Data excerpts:
--- Begin ---
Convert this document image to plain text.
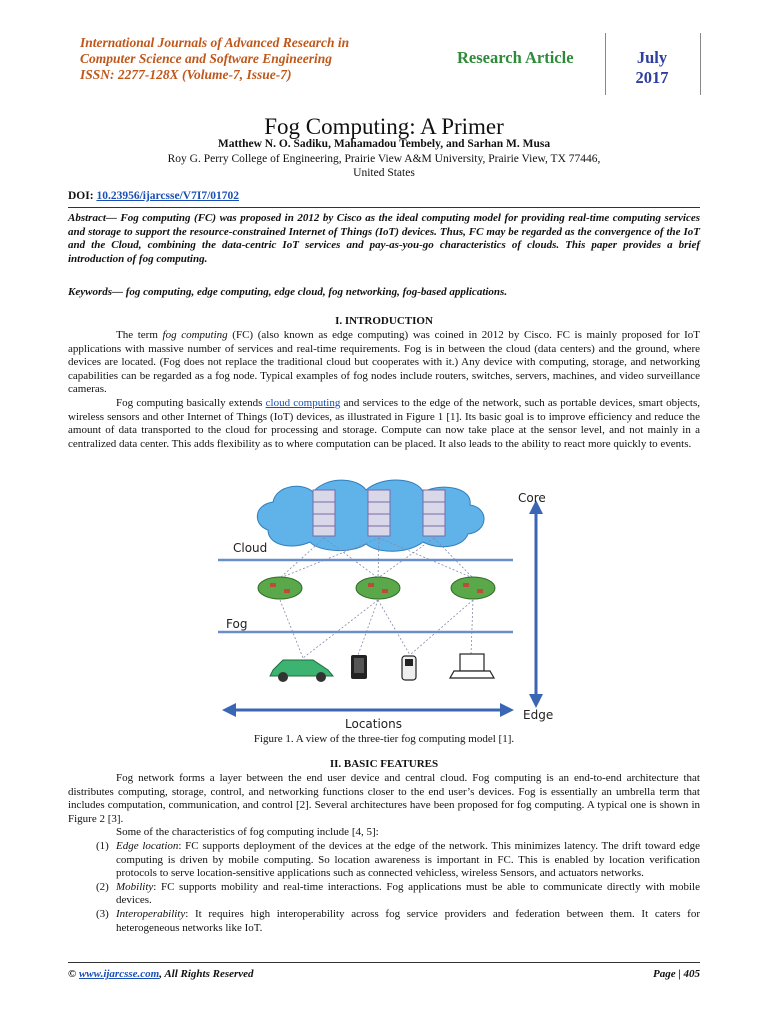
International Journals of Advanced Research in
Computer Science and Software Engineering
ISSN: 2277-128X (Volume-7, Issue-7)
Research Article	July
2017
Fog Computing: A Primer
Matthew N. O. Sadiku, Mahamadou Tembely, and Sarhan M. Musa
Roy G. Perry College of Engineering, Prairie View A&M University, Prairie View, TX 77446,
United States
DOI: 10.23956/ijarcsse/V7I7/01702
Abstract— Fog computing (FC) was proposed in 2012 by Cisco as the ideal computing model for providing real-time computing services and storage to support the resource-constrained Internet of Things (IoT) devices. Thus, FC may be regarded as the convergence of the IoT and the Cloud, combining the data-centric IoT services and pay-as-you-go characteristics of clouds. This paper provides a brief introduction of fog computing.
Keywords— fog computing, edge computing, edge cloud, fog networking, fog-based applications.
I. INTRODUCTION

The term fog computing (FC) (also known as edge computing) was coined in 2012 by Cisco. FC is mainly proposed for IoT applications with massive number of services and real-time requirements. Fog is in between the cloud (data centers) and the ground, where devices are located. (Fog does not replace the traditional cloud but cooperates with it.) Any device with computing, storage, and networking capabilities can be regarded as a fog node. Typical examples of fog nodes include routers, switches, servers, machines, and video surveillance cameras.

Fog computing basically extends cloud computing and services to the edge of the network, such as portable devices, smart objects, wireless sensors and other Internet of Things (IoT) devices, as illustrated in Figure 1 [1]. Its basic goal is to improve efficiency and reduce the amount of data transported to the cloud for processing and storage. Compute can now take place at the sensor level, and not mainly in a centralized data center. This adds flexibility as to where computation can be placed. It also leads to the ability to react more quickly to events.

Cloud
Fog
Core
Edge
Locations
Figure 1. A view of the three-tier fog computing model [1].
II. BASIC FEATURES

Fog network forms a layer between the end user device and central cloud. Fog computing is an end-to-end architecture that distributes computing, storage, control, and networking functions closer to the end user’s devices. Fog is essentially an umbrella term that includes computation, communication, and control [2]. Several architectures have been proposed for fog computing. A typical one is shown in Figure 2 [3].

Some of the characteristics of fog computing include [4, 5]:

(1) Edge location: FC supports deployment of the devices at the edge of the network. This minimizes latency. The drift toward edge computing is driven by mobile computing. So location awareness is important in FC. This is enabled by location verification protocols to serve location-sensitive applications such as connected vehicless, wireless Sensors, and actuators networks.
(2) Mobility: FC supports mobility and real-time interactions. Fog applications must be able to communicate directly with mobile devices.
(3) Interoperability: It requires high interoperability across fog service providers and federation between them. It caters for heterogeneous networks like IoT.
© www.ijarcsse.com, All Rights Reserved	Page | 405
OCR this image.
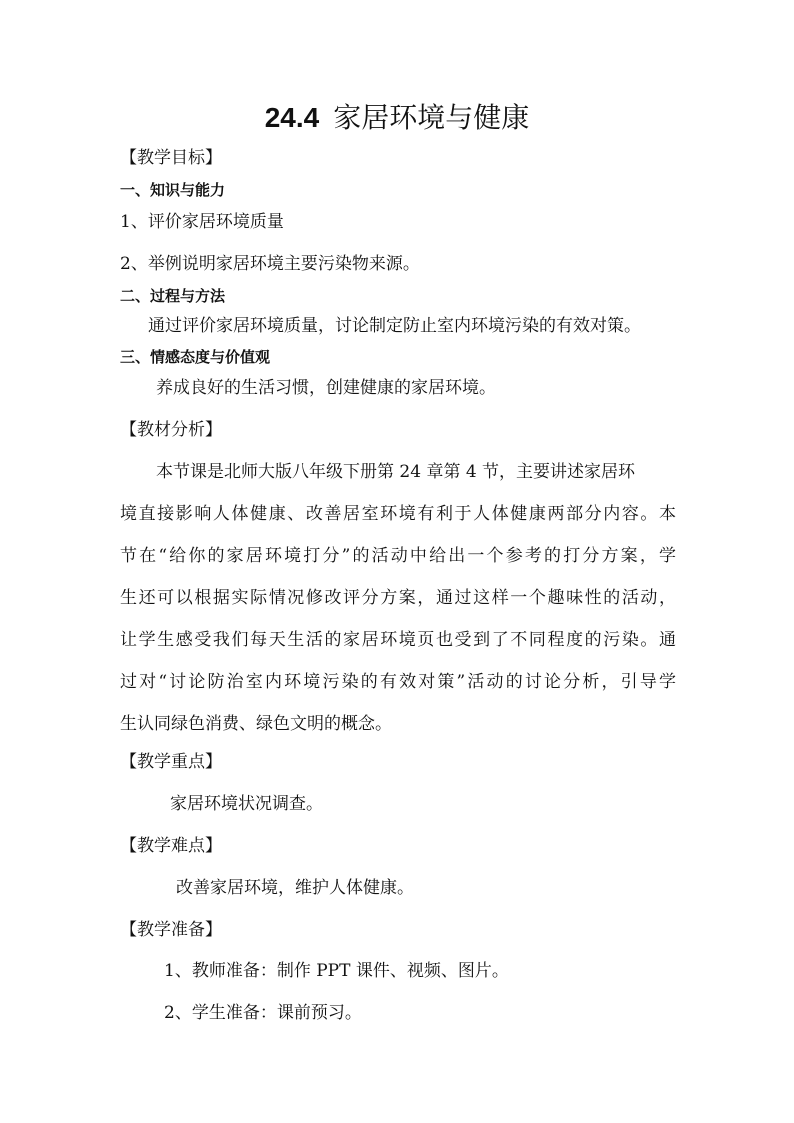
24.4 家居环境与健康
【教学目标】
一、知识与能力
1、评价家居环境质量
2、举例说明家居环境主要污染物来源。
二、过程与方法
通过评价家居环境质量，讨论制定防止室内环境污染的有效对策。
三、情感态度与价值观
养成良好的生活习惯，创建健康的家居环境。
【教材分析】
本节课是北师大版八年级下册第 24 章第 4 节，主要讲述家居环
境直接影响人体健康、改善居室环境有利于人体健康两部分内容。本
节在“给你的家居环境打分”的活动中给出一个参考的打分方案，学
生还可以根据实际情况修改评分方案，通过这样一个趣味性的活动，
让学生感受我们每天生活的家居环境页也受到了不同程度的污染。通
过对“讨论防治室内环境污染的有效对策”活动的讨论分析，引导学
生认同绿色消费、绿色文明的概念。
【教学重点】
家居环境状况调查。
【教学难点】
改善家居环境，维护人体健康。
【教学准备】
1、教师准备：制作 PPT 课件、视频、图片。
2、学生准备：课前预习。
--- End ---
> **GOAL**: Every line of the material is to be quoted exactly, with no pictures carried over.

> **ANSWER TO THIS EXERCISE**:
Convert this document image to plain text.
International Journals of Advanced Research in
Computer Science and Software Engineering
ISSN: 2277-128X (Volume-7, Issue-7)
Research Article	July
2017
Fog Computing: A Primer
Matthew N. O. Sadiku, Mahamadou Tembely, and Sarhan M. Musa
Roy G. Perry College of Engineering, Prairie View A&M University, Prairie View, TX 77446,
United States
DOI: 10.23956/ijarcsse/V7I7/01702
Abstract— Fog computing (FC) was proposed in 2012 by Cisco as the ideal computing model for providing real-time computing services and storage to support the resource-constrained Internet of Things (IoT) devices. Thus, FC may be regarded as the convergence of the IoT and the Cloud, combining the data-centric IoT services and pay-as-you-go characteristics of clouds. This paper provides a brief introduction of fog computing.
Keywords— fog computing, edge computing, edge cloud, fog networking, fog-based applications.
I. INTRODUCTION

The term fog computing (FC) (also known as edge computing) was coined in 2012 by Cisco. FC is mainly proposed for IoT applications with massive number of services and real-time requirements. Fog is in between the cloud (data centers) and the ground, where devices are located. (Fog does not replace the traditional cloud but cooperates with it.) Any device with computing, storage, and networking capabilities can be regarded as a fog node. Typical examples of fog nodes include routers, switches, servers, machines, and video surveillance cameras.

Fog computing basically extends cloud computing and services to the edge of the network, such as portable devices, smart objects, wireless sensors and other Internet of Things (IoT) devices, as illustrated in Figure 1 [1]. Its basic goal is to improve efficiency and reduce the amount of data transported to the cloud for processing and storage. Compute can now take place at the sensor level, and not mainly in a centralized data center. This adds flexibility as to where computation can be placed. It also leads to the ability to react more quickly to events.

Cloud
Fog
Core
Edge
Locations
Figure 1. A view of the three-tier fog computing model [1].
II. BASIC FEATURES

Fog network forms a layer between the end user device and central cloud. Fog computing is an end-to-end architecture that distributes computing, storage, control, and networking functions closer to the end user’s devices. Fog is essentially an umbrella term that includes computation, communication, and control [2]. Several architectures have been proposed for fog computing. A typical one is shown in Figure 2 [3].

Some of the characteristics of fog computing include [4, 5]:

(1) Edge location: FC supports deployment of the devices at the edge of the network. This minimizes latency. The drift toward edge computing is driven by mobile computing. So location awareness is important in FC. This is enabled by location verification protocols to serve location-sensitive applications such as connected vehicless, wireless Sensors, and actuators networks.
(2) Mobility: FC supports mobility and real-time interactions. Fog applications must be able to communicate directly with mobile devices.
(3) Interoperability: It requires high interoperability across fog service providers and federation between them. It caters for heterogeneous networks like IoT.
© www.ijarcsse.com, All Rights Reserved	Page | 405
OCR this image.
24.4 家居环境与健康
【教学目标】
一、知识与能力
1、评价家居环境质量
2、举例说明家居环境主要污染物来源。
二、过程与方法
通过评价家居环境质量，讨论制定防止室内环境污染的有效对策。
三、情感态度与价值观
养成良好的生活习惯，创建健康的家居环境。
【教材分析】
本节课是北师大版八年级下册第 24 章第 4 节，主要讲述家居环
境直接影响人体健康、改善居室环境有利于人体健康两部分内容。本
节在“给你的家居环境打分”的活动中给出一个参考的打分方案，学
生还可以根据实际情况修改评分方案，通过这样一个趣味性的活动，
让学生感受我们每天生活的家居环境页也受到了不同程度的污染。通
过对“讨论防治室内环境污染的有效对策”活动的讨论分析，引导学
生认同绿色消费、绿色文明的概念。
【教学重点】
家居环境状况调查。
【教学难点】
改善家居环境，维护人体健康。
【教学准备】
1、教师准备：制作 PPT 课件、视频、图片。
2、学生准备：课前预习。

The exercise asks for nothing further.